*Aufgabe 1:* Fasse den Absatz im folgenden Textauszug, der mit „In der Regel habe ich großes Verständnis“ beginnt, als kurze Liste zusammen. Die wesentlichen Fakten müssen erhalten bleiben.
*Aufgabe 2:*
Beantworte anhand des folgenden Textauszugs diese Fragen:
(a) Gegen wie viel Uhr kam die WhatsApp der Freundin an?
(b) Wie alt ist Leon?
(c) Welche Figur wird als berühmtes Herzschmerzopfer genannt?
*Aufgabe 3:* Gib aus dem folgenden Textauszug alles von „Seit jener Absage“ bis hinunter zu „ist doch wahr!“ wortgetreu wieder.

*Textauszug:*
....

Neulich sagte mir eine Freundin einen Termin ab, den wir schon vor Wochen vereinbart hatten. Den ganzen Tag hatte ich mich darauf gefreut, sie abends in unserer Lieblingskneipe zu treffen, um über Gott und die Welt zu plaudern. Vor allem aber um über unsere Kinder zu klagen, deren Alter proportional zu unseren Weißweinkonsum zuzunehmen scheint. Gegen 17 Uhr erreichte mich ihre WhatsApp. „Leon ist krank. Ich kann nicht kommen.“ Das Ganze gefolgt von einem Haufen Verlegenheits-Emojis.
Kind krank - komme nicht
In der Regel habe ich großes Verständnis, wenn Freundinnen krankheitsbedingt absagen. Erfahrungsgemäß sagen die Frauen in meinem Freundeskreis auch selten ab, weil sie selbst krank wären. Meistens ist eines der Kinder indisponiert. Magen-Darm, Mittelohren, Scharlach – alles kein Problem und sehr, sehr nachvollziehbar. Wenigstens bei kleinen Kindern.
Leon ist kein Kind
Leon aber ist 19 und ich konnte mir beim besten Willen nicht vorstellen, welche Art von Krankheit ein ansonsten kerngesunder, junger Mann haben kann, die es nötig macht, dass seine Mutter eine abendliche Verabredung absagt. „Der Arme“, heuchelte ich. „Was hat er denn?“ Keine Minute poppte die Antwort auf meinen Handy-Screen auf. „Liebeskummer!“ Gefolgt von gebrochenen Herzen.
Liebeskummer?
Ich möchte nicht herzlos erscheinen, aber ich verstehe nicht, wie Liebeskummer eines (erwachsenen) Kindes eine Mutter davon abhalten kann, aus dem Haus zu gehen. Im Ernst. Was kann sie da tun? Sitzt sie am Bett und schüttet den Bub mit Mutterliebe und Kamillentee zu? Schreibt sie der jungen Frau böse WhatsApps? Sticht sie ihr die Autoreifen auf oder schmiert sie „Bitch!“ aus Zahnpasta auf ihre Windschutzscheibe?
Was müssen Mütter noch leisten?
Seit jener Absage stelle ich mir viele Fragen. Seit wann sind wir Mütter eigentlich auch noch in solchen Situationen gefordert? Warum? Und vor allem wie lange denn noch? Wieso ist Kummer-Saufen mit den Kumpels nicht mehr Mittel der Wahl? Beim nächsten Weißwein-Date konfrontierte ich meine Freundin mit dem Thema. Leider redete ich mich in Rage und verstieg mich am Ende zu der Frage, wo wir denn da hin kämen, wenn erwachsene Männer ihren Liebeskummer bei ihren Müttern abladen. „Der Werther“, deklamierte ich, um ein berühmtes Herzschmerzopfer zu nennen, „hat der das vielleicht gemacht?“ Meine Freundin blickte mich verständnislos an. Okay, schlechtes Beispiel. Aber ist doch wahr!

....

*Datensätze:*
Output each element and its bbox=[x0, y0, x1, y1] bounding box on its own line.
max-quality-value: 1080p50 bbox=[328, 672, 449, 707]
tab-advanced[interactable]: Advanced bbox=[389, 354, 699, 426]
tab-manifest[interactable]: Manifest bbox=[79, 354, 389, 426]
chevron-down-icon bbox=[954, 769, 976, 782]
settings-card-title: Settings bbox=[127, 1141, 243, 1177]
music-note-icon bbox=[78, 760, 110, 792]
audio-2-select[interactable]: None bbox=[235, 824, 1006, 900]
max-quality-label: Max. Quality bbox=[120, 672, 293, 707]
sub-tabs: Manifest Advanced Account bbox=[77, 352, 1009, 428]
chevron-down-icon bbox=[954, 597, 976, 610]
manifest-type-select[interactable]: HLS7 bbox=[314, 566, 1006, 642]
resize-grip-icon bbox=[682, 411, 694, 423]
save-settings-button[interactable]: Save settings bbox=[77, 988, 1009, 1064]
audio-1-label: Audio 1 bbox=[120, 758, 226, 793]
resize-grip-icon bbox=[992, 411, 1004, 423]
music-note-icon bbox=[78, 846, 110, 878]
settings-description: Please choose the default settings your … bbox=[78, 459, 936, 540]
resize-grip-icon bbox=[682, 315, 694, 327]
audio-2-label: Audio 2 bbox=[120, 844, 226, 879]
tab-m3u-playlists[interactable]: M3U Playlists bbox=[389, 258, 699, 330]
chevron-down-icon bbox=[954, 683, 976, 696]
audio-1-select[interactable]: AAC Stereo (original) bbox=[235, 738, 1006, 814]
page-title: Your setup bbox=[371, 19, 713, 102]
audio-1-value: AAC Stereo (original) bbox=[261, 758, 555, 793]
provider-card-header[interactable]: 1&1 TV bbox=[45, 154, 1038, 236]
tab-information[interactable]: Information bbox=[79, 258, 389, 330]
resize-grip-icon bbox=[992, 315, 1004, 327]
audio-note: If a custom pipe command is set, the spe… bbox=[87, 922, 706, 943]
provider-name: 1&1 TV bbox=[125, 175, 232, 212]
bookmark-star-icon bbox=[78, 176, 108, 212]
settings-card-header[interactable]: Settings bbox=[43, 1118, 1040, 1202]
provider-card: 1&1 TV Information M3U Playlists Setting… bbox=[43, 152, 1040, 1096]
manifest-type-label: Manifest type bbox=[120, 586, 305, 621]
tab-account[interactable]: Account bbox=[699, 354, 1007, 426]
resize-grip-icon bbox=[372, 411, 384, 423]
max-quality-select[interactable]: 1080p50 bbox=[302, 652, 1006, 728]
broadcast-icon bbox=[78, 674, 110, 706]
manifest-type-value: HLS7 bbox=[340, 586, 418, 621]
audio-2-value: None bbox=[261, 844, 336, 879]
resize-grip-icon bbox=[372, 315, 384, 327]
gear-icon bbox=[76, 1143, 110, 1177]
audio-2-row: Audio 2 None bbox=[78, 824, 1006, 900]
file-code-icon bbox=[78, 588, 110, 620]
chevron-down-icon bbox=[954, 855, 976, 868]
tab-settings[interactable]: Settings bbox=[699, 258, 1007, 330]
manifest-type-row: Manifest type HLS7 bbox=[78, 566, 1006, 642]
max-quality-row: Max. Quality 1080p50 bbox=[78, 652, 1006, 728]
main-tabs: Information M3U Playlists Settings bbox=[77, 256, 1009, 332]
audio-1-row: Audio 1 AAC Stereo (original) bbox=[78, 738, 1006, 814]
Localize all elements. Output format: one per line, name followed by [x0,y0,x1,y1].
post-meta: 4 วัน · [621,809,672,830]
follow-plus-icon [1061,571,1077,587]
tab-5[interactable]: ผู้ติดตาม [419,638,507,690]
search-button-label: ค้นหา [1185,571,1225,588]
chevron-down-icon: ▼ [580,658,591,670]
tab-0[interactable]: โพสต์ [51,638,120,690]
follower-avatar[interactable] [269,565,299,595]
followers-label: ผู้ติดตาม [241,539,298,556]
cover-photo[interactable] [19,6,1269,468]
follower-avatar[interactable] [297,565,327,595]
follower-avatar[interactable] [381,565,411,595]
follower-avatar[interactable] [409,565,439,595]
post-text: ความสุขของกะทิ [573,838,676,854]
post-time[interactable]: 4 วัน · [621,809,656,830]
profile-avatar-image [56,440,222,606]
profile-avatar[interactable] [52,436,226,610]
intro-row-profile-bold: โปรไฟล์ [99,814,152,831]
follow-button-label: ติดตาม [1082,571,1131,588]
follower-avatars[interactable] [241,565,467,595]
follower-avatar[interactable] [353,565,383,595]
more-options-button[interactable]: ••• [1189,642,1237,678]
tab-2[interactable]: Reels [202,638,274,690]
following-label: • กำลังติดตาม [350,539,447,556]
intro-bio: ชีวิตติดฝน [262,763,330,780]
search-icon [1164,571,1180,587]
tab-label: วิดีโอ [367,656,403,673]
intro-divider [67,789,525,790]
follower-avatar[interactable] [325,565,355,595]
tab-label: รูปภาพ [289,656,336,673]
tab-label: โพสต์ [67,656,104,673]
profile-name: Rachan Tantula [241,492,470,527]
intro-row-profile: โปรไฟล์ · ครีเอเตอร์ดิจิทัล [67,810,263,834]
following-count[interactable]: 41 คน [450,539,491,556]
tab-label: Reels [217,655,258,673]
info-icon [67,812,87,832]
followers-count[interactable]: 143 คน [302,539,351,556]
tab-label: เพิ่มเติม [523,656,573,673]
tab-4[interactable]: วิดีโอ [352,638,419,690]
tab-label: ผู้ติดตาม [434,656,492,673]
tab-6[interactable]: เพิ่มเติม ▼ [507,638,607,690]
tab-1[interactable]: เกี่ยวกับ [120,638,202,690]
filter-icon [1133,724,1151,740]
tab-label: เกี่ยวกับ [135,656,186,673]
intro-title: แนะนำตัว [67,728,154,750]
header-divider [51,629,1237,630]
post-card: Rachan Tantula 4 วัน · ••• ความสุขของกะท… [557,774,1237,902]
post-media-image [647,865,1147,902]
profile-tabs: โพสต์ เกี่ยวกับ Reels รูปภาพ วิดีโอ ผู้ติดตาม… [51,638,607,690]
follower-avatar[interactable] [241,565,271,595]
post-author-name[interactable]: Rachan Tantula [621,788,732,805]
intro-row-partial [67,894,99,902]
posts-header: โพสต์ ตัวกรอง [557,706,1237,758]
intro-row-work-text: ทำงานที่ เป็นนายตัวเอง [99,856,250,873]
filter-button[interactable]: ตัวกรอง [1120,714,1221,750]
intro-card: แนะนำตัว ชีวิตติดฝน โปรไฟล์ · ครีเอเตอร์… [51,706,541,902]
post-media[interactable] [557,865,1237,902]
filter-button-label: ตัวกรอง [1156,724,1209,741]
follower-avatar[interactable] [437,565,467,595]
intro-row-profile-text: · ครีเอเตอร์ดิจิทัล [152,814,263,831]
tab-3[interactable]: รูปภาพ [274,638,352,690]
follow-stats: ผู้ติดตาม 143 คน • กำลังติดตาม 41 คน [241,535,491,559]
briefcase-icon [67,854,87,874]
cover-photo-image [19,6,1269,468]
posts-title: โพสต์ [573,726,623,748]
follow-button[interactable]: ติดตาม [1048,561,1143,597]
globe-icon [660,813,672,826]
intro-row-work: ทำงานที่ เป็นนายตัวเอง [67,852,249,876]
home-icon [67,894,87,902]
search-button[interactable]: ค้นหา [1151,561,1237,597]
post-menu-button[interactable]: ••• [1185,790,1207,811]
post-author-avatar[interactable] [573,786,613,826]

....

*Antwort 1:*
- Krankheitsbedingte Absagen von Freundinnen verstehe ich meistens gut.
- Die Frauen in meinem Freundeskreis sagen selten wegen eigener Krankheit ab.
- Meist fühlt sich eines der Kinder nicht wohl.
- Magen-Darm, Mittelohren, Scharlach: alles nachvollziehbar, zumindest bei kleinen Kindern.

*Antwort 2:*
(a) Gegen 17 Uhr.
(b) 19 Jahre.
(c) Der Werther.

*Antwort 3:*
Seit jener Absage stelle ich mir viele Fragen. Seit wann sind wir Mütter eigentlich auch noch in solchen Situationen gefordert? Warum? Und vor allem wie lange denn noch? Wieso ist Kummer-Saufen mit den Kumpels nicht mehr Mittel der Wahl? Beim nächsten Weißwein-Date konfrontierte ich meine Freundin mit dem Thema. Leider redete ich mich in Rage und verstieg mich am Ende zu der Frage, wo wir denn da hin kämen, wenn erwachsene Männer ihren Liebeskummer bei ihren Müttern abladen. „Der Werther“, deklamierte ich, um ein berühmtes Herzschmerzopfer zu nennen, „hat der das vielleicht gemacht?“ Meine Freundin blickte mich verständnislos an. Okay, schlechtes Beispiel. Aber ist doch wahr!